-- Raw records --
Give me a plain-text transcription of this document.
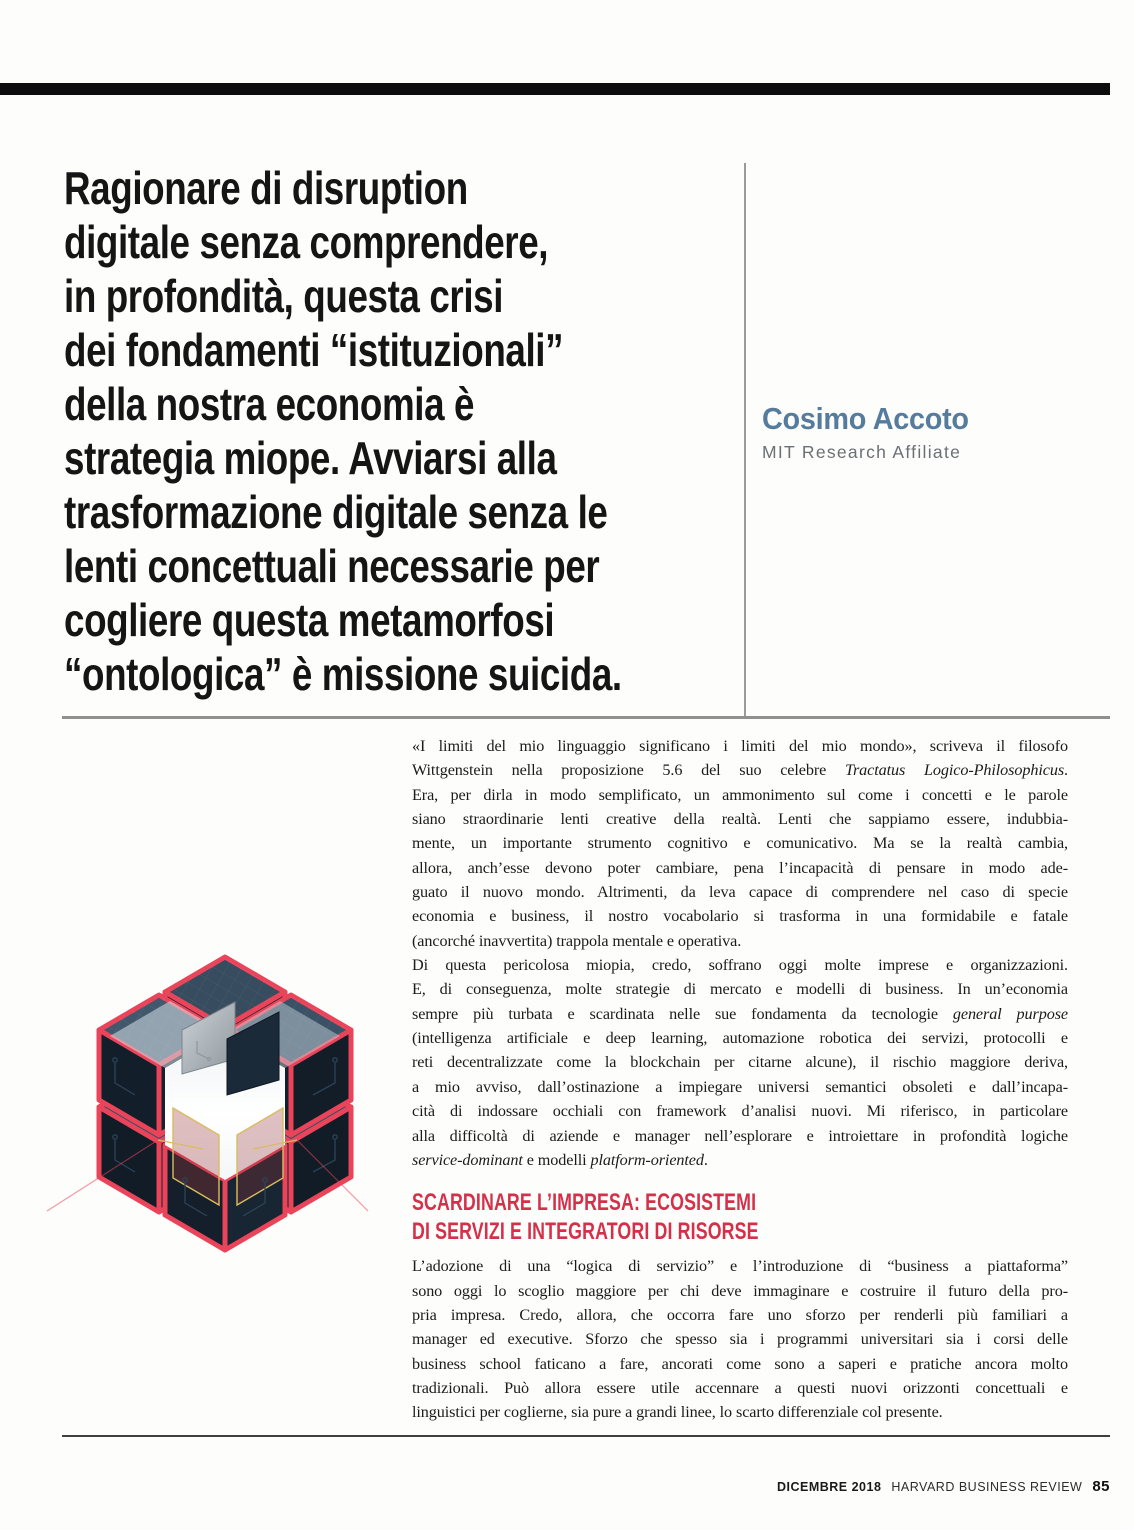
Ragionare di disruption
digitale senza comprendere,
in profondità, questa crisi
dei fondamenti “istituzionali”
della nostra economia è
strategia miope. Avviarsi alla
trasformazione digitale senza le
lenti concettuali necessarie per
cogliere questa metamorfosi
“ontologica” è missione suicida.
Cosimo Accoto
MIT Research Affiliate
«I limiti del mio linguaggio significano i limiti del mio mondo», scriveva il filosofo
Wittgenstein nella proposizione 5.6 del suo celebre Tractatus Logico-Philosophicus.
Era, per dirla in modo semplificato, un ammonimento sul come i concetti e le parole
siano straordinarie lenti creative della realtà. Lenti che sappiamo essere, indubbia-
mente, un importante strumento cognitivo e comunicativo. Ma se la realtà cambia,
allora, anch’esse devono poter cambiare, pena l’incapacità di pensare in modo ade-
guato il nuovo mondo. Altrimenti, da leva capace di comprendere nel caso di specie
economia e business, il nostro vocabolario si trasforma in una formidabile e fatale
(ancorché inavvertita) trappola mentale e operativa.
Di questa pericolosa miopia, credo, soffrano oggi molte imprese e organizzazioni.
E, di conseguenza, molte strategie di mercato e modelli di business. In un’economia
sempre più turbata e scardinata nelle sue fondamenta da tecnologie general purpose
(intelligenza artificiale e deep learning, automazione robotica dei servizi, protocolli e
reti decentralizzate come la blockchain per citarne alcune), il rischio maggiore deriva,
a mio avviso, dall’ostinazione a impiegare universi semantici obsoleti e dall’incapa-
cità di indossare occhiali con framework d’analisi nuovi. Mi riferisco, in particolare
alla difficoltà di aziende e manager nell’esplorare e introiettare in profondità logiche
service-dominant e modelli platform-oriented.
SCARDINARE L’IMPRESA: ECOSISTEMI
DI SERVIZI E INTEGRATORI DI RISORSE
L’adozione di una “logica di servizio” e l’introduzione di “business a piattaforma”
sono oggi lo scoglio maggiore per chi deve immaginare e costruire il futuro della pro-
pria impresa. Credo, allora, che occorra fare uno sforzo per renderli più familiari a
manager ed executive. Sforzo che spesso sia i programmi universitari sia i corsi delle
business school faticano a fare, ancorati come sono a saperi e pratiche ancora molto
tradizionali. Può allora essere utile accennare a questi nuovi orizzonti concettuali e
linguistici per coglierne, sia pure a grandi linee, lo scarto differenziale col presente.
DICEMBRE 2018 HARVARD BUSINESS REVIEW 85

-- Given task --
Go through the material above and print all of it exactly, except the pictures.

-- Reply --
Give me a plain-text transcription of this document.
Ragionare di disruption
digitale senza comprendere,
in profondità, questa crisi
dei fondamenti “istituzionali”
della nostra economia è
strategia miope. Avviarsi alla
trasformazione digitale senza le
lenti concettuali necessarie per
cogliere questa metamorfosi
“ontologica” è missione suicida.
Cosimo Accoto
MIT Research Affiliate
«I limiti del mio linguaggio significano i limiti del mio mondo», scriveva il filosofo
Wittgenstein nella proposizione 5.6 del suo celebre Tractatus Logico-Philosophicus.
Era, per dirla in modo semplificato, un ammonimento sul come i concetti e le parole
siano straordinarie lenti creative della realtà. Lenti che sappiamo essere, indubbia-
mente, un importante strumento cognitivo e comunicativo. Ma se la realtà cambia,
allora, anch’esse devono poter cambiare, pena l’incapacità di pensare in modo ade-
guato il nuovo mondo. Altrimenti, da leva capace di comprendere nel caso di specie
economia e business, il nostro vocabolario si trasforma in una formidabile e fatale
(ancorché inavvertita) trappola mentale e operativa.
Di questa pericolosa miopia, credo, soffrano oggi molte imprese e organizzazioni.
E, di conseguenza, molte strategie di mercato e modelli di business. In un’economia
sempre più turbata e scardinata nelle sue fondamenta da tecnologie general purpose
(intelligenza artificiale e deep learning, automazione robotica dei servizi, protocolli e
reti decentralizzate come la blockchain per citarne alcune), il rischio maggiore deriva,
a mio avviso, dall’ostinazione a impiegare universi semantici obsoleti e dall’incapa-
cità di indossare occhiali con framework d’analisi nuovi. Mi riferisco, in particolare
alla difficoltà di aziende e manager nell’esplorare e introiettare in profondità logiche
service-dominant e modelli platform-oriented.
SCARDINARE L’IMPRESA: ECOSISTEMI
DI SERVIZI E INTEGRATORI DI RISORSE
L’adozione di una “logica di servizio” e l’introduzione di “business a piattaforma”
sono oggi lo scoglio maggiore per chi deve immaginare e costruire il futuro della pro-
pria impresa. Credo, allora, che occorra fare uno sforzo per renderli più familiari a
manager ed executive. Sforzo che spesso sia i programmi universitari sia i corsi delle
business school faticano a fare, ancorati come sono a saperi e pratiche ancora molto
tradizionali. Può allora essere utile accennare a questi nuovi orizzonti concettuali e
linguistici per coglierne, sia pure a grandi linee, lo scarto differenziale col presente.
DICEMBRE 2018 HARVARD BUSINESS REVIEW 85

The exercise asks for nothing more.